### YOUR GOAL
Return each line of the material verbatim.
——
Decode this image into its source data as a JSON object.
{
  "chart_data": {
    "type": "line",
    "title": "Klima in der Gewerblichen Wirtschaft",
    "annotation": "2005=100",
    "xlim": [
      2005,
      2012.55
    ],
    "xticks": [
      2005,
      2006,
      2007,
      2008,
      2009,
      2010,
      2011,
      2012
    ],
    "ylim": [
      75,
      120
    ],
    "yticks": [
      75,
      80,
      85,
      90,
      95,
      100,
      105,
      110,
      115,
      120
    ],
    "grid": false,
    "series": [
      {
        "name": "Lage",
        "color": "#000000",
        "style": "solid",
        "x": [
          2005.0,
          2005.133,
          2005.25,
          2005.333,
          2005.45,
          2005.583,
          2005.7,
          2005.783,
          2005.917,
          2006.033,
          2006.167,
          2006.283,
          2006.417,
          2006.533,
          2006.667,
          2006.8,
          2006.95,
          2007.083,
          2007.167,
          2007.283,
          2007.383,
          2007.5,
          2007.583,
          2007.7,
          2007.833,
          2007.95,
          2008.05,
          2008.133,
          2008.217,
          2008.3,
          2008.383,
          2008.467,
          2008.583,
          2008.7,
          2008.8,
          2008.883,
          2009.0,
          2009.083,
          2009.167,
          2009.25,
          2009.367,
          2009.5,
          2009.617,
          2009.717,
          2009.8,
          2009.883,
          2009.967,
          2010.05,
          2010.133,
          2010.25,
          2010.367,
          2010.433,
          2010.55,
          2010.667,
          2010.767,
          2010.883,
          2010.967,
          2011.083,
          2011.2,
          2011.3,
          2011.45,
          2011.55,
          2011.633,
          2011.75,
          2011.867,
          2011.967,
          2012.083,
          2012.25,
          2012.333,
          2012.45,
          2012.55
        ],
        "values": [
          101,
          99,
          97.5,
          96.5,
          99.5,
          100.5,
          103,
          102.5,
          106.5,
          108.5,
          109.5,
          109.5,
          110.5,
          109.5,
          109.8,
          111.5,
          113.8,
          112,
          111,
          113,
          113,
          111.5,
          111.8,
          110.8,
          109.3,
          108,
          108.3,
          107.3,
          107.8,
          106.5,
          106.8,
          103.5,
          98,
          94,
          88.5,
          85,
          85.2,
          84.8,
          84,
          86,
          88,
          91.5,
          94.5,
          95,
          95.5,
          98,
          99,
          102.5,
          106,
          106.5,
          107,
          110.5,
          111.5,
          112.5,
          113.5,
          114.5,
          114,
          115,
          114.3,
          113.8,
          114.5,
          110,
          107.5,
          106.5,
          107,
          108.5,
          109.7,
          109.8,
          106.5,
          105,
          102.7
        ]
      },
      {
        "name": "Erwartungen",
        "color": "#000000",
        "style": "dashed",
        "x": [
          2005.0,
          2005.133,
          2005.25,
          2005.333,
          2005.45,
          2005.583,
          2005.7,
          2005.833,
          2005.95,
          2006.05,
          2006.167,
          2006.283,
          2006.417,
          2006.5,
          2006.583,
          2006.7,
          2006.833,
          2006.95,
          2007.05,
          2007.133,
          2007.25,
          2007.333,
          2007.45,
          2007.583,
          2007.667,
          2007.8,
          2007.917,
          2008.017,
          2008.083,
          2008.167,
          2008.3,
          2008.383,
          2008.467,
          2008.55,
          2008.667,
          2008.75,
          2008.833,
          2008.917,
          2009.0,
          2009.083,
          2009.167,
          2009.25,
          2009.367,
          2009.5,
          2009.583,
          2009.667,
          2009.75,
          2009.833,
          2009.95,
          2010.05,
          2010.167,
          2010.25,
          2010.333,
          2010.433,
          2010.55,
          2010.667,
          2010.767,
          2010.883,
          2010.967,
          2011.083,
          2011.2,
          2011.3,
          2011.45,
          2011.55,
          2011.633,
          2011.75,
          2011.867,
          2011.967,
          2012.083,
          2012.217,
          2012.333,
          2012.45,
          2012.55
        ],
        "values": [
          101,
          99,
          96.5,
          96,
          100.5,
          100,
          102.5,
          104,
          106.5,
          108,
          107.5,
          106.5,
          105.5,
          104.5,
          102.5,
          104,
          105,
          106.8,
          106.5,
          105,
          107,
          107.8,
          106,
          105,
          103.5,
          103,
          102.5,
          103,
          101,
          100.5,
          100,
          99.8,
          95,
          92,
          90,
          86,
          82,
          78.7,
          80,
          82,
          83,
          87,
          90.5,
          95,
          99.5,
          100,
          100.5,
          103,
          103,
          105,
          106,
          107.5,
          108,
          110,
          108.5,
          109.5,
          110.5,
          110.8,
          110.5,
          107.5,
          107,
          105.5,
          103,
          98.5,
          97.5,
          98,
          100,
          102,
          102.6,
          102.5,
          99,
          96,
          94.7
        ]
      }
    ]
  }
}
——
### WRITTEN SOLUTION
Decode this image into its source data as a JSON object.
{
  "chart_data": {
    "type": "line",
    "title": "Klima in der Gewerblichen Wirtschaft",
    "annotation": "2005=100",
    "xlim": [
      2005,
      2012.55
    ],
    "xticks": [
      2005,
      2006,
      2007,
      2008,
      2009,
      2010,
      2011,
      2012
    ],
    "ylim": [
      75,
      120
    ],
    "yticks": [
      75,
      80,
      85,
      90,
      95,
      100,
      105,
      110,
      115,
      120
    ],
    "grid": false,
    "series": [
      {
        "name": "Lage",
        "color": "#000000",
        "style": "solid",
        "x": [
          2005.0,
          2005.133,
          2005.25,
          2005.333,
          2005.45,
          2005.583,
          2005.7,
          2005.783,
          2005.917,
          2006.033,
          2006.167,
          2006.283,
          2006.417,
          2006.533,
          2006.667,
          2006.8,
          2006.95,
          2007.083,
          2007.167,
          2007.283,
          2007.383,
          2007.5,
          2007.583,
          2007.7,
          2007.833,
          2007.95,
          2008.05,
          2008.133,
          2008.217,
          2008.3,
          2008.383,
          2008.467,
          2008.583,
          2008.7,
          2008.8,
          2008.883,
          2009.0,
          2009.083,
          2009.167,
          2009.25,
          2009.367,
          2009.5,
          2009.617,
          2009.717,
          2009.8,
          2009.883,
          2009.967,
          2010.05,
          2010.133,
          2010.25,
          2010.367,
          2010.433,
          2010.55,
          2010.667,
          2010.767,
          2010.883,
          2010.967,
          2011.083,
          2011.2,
          2011.3,
          2011.45,
          2011.55,
          2011.633,
          2011.75,
          2011.867,
          2011.967,
          2012.083,
          2012.25,
          2012.333,
          2012.45,
          2012.55
        ],
        "values": [
          101,
          99,
          97.5,
          96.5,
          99.5,
          100.5,
          103,
          102.5,
          106.5,
          108.5,
          109.5,
          109.5,
          110.5,
          109.5,
          109.8,
          111.5,
          113.8,
          112,
          111,
          113,
          113,
          111.5,
          111.8,
          110.8,
          109.3,
          108,
          108.3,
          107.3,
          107.8,
          106.5,
          106.8,
          103.5,
          98,
          94,
          88.5,
          85,
          85.2,
          84.8,
          84,
          86,
          88,
          91.5,
          94.5,
          95,
          95.5,
          98,
          99,
          102.5,
          106,
          106.5,
          107,
          110.5,
          111.5,
          112.5,
          113.5,
          114.5,
          114,
          115,
          114.3,
          113.8,
          114.5,
          110,
          107.5,
          106.5,
          107,
          108.5,
          109.7,
          109.8,
          106.5,
          105,
          102.7
        ]
      },
      {
        "name": "Erwartungen",
        "color": "#000000",
        "style": "dashed",
        "x": [
          2005.0,
          2005.133,
          2005.25,
          2005.333,
          2005.45,
          2005.583,
          2005.7,
          2005.833,
          2005.95,
          2006.05,
          2006.167,
          2006.283,
          2006.417,
          2006.5,
          2006.583,
          2006.7,
          2006.833,
          2006.95,
          2007.05,
          2007.133,
          2007.25,
          2007.333,
          2007.45,
          2007.583,
          2007.667,
          2007.8,
          2007.917,
          2008.017,
          2008.083,
          2008.167,
          2008.3,
          2008.383,
          2008.467,
          2008.55,
          2008.667,
          2008.75,
          2008.833,
          2008.917,
          2009.0,
          2009.083,
          2009.167,
          2009.25,
          2009.367,
          2009.5,
          2009.583,
          2009.667,
          2009.75,
          2009.833,
          2009.95,
          2010.05,
          2010.167,
          2010.25,
          2010.333,
          2010.433,
          2010.55,
          2010.667,
          2010.767,
          2010.883,
          2010.967,
          2011.083,
          2011.2,
          2011.3,
          2011.45,
          2011.55,
          2011.633,
          2011.75,
          2011.867,
          2011.967,
          2012.083,
          2012.217,
          2012.333,
          2012.45,
          2012.55
        ],
        "values": [
          101,
          99,
          96.5,
          96,
          100.5,
          100,
          102.5,
          104,
          106.5,
          108,
          107.5,
          106.5,
          105.5,
          104.5,
          102.5,
          104,
          105,
          106.8,
          106.5,
          105,
          107,
          107.8,
          106,
          105,
          103.5,
          103,
          102.5,
          103,
          101,
          100.5,
          100,
          99.8,
          95,
          92,
          90,
          86,
          82,
          78.7,
          80,
          82,
          83,
          87,
          90.5,
          95,
          99.5,
          100,
          100.5,
          103,
          103,
          105,
          106,
          107.5,
          108,
          110,
          108.5,
          109.5,
          110.5,
          110.8,
          110.5,
          107.5,
          107,
          105.5,
          103,
          98.5,
          97.5,
          98,
          100,
          102,
          102.6,
          102.5,
          99,
          96,
          94.7
        ]
      }
    ]
  }
}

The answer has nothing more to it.